── INFORMATION GIVEN ──

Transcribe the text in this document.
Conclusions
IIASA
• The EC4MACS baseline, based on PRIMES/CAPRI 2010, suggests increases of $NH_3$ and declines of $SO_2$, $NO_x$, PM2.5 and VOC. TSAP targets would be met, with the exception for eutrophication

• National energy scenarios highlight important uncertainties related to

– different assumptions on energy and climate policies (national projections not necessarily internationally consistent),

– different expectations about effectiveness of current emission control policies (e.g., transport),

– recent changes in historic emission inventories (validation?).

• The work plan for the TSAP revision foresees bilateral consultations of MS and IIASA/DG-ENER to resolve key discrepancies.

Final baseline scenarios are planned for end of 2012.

───

● **GOAL OF THE EXERCISE**:
Reproduce the complete set of lines precisely as supplied.

● **OUTPUT OF THE EXERCISE**:
Transcribe the text in this document.
Conclusions
IIASA
• The EC4MACS baseline, based on PRIMES/CAPRI 2010, suggests increases of $NH_3$ and declines of $SO_2$, $NO_x$, PM2.5 and VOC. TSAP targets would be met, with the exception for eutrophication

• National energy scenarios highlight important uncertainties related to

– different assumptions on energy and climate policies (national projections not necessarily internationally consistent),

– different expectations about effectiveness of current emission control policies (e.g., transport),

– recent changes in historic emission inventories (validation?).

• The work plan for the TSAP revision foresees bilateral consultations of MS and IIASA/DG-ENER to resolve key discrepancies.

Final baseline scenarios are planned for end of 2012.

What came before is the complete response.